What is required |
Note each line of the listing that contains the string "Scheduled", and copy it.
===== Data to process =====
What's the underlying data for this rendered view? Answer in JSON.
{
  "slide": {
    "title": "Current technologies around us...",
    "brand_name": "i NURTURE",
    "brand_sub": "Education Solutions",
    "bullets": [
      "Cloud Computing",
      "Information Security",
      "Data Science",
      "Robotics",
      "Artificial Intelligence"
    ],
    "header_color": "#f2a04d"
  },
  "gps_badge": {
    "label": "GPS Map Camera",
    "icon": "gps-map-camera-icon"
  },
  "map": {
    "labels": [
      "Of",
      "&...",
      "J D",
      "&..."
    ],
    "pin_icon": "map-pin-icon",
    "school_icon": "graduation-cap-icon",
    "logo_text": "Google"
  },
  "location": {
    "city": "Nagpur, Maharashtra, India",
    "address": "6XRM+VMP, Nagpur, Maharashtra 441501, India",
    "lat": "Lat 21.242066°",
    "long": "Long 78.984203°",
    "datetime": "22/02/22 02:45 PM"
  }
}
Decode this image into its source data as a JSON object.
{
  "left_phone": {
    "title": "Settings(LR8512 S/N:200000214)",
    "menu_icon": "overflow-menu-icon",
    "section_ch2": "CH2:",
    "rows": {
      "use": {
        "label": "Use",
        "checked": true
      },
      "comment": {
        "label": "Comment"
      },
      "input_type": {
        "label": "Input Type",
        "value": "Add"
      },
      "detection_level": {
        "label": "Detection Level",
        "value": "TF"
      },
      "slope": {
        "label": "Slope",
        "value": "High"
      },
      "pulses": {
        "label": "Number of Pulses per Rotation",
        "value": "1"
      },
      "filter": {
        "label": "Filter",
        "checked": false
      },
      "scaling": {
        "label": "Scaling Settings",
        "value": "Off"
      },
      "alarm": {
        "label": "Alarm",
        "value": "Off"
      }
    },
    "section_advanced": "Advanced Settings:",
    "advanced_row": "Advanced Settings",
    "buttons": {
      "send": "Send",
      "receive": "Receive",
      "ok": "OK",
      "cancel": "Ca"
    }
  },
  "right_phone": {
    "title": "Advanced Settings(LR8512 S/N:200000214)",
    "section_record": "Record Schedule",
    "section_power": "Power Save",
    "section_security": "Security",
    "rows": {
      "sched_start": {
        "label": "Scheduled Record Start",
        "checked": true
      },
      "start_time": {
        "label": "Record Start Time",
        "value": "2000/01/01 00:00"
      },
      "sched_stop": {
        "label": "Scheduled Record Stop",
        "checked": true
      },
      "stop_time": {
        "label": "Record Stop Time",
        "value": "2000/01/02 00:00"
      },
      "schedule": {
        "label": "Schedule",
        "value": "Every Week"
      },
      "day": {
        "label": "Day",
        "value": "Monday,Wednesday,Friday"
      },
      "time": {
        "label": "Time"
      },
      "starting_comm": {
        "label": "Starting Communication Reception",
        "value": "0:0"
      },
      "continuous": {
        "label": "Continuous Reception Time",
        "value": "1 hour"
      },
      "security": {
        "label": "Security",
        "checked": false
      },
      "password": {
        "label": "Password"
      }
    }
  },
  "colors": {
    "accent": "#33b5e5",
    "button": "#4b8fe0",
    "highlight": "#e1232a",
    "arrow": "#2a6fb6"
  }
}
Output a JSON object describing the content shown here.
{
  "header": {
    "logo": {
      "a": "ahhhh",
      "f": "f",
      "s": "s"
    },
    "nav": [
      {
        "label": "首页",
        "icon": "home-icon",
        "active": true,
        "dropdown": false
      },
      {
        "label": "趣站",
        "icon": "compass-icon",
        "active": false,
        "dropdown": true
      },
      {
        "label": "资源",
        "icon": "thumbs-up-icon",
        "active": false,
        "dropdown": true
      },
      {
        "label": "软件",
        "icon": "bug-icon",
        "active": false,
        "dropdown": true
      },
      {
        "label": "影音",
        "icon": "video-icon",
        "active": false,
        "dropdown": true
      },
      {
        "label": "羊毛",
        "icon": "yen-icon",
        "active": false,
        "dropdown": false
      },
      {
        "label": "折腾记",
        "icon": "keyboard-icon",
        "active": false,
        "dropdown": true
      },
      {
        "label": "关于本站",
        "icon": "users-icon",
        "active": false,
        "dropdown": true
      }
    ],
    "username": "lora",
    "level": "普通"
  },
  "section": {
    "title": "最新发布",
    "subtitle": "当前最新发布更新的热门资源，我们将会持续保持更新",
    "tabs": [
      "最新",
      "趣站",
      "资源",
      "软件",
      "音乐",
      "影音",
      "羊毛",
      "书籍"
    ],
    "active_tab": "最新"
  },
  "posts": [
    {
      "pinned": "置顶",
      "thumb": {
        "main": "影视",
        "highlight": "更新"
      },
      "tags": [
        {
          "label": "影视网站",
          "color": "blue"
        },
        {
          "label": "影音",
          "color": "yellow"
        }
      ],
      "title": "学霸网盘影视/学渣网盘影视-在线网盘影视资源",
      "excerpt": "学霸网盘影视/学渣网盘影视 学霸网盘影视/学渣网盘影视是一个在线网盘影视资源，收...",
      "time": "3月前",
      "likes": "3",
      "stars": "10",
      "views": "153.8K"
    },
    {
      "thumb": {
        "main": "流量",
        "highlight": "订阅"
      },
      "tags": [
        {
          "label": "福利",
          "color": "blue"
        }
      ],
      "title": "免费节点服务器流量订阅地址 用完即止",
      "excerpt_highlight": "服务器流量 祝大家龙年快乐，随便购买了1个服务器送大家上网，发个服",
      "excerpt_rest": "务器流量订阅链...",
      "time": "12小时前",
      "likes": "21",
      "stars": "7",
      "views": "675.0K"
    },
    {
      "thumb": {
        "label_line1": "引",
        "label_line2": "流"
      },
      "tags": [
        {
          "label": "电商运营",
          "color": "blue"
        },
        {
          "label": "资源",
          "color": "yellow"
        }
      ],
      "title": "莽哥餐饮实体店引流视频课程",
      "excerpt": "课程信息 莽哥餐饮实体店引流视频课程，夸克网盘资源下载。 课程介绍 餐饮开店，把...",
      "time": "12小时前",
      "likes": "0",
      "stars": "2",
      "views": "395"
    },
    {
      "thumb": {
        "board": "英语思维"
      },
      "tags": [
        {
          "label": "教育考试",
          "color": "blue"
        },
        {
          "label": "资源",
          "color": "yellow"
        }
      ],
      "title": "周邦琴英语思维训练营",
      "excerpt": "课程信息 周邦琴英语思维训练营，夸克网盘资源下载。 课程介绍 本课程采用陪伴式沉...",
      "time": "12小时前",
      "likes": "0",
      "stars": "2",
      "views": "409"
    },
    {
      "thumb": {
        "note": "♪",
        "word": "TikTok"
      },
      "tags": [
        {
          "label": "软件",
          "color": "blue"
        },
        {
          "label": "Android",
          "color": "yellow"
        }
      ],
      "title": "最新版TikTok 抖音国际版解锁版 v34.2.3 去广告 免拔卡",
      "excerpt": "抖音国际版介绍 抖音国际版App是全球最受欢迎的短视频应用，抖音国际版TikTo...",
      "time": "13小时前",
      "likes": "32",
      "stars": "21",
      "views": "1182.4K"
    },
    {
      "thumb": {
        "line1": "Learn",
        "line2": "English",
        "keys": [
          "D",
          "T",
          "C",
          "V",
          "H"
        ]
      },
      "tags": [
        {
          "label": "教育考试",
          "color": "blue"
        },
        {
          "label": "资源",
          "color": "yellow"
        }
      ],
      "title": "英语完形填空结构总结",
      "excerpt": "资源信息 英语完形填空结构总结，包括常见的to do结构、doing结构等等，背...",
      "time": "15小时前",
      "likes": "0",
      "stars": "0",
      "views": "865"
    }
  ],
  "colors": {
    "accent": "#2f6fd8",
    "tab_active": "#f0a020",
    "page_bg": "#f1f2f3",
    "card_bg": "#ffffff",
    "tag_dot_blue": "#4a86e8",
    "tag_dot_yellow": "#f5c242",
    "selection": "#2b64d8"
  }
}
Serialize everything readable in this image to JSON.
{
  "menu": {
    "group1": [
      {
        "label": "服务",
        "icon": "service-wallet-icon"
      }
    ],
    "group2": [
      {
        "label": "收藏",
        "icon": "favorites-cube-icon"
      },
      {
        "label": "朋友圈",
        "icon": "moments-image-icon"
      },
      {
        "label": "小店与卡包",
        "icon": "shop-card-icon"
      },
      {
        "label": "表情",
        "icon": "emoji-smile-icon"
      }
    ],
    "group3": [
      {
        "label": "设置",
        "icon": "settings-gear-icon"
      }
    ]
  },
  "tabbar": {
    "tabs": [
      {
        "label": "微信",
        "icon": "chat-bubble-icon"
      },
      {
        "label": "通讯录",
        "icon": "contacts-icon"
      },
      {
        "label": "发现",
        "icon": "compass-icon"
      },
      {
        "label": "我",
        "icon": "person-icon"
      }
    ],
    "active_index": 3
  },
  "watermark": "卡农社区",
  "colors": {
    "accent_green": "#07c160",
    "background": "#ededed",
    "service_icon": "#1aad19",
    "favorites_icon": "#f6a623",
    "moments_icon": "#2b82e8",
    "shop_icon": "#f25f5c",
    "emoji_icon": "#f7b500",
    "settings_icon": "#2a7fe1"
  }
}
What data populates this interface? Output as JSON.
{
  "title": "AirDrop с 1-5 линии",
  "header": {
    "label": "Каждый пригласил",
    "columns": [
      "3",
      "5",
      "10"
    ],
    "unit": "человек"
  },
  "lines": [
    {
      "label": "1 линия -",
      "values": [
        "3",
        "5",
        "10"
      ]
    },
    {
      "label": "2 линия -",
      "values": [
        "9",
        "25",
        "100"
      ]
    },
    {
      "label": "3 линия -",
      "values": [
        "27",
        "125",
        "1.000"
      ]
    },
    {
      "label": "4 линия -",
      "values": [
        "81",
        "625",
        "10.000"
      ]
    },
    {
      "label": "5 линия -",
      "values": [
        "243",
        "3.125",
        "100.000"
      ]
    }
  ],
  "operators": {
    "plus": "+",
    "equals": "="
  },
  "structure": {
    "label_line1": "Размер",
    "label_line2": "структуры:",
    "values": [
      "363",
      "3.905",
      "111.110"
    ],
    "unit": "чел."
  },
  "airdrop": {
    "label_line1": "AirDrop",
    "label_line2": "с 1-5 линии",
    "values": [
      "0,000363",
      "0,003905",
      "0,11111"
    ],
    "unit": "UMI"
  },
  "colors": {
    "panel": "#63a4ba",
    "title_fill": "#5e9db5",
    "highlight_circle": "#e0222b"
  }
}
=====
Correct answer |
        "label": "Scheduled Record Start",
        "label": "Scheduled Record Stop",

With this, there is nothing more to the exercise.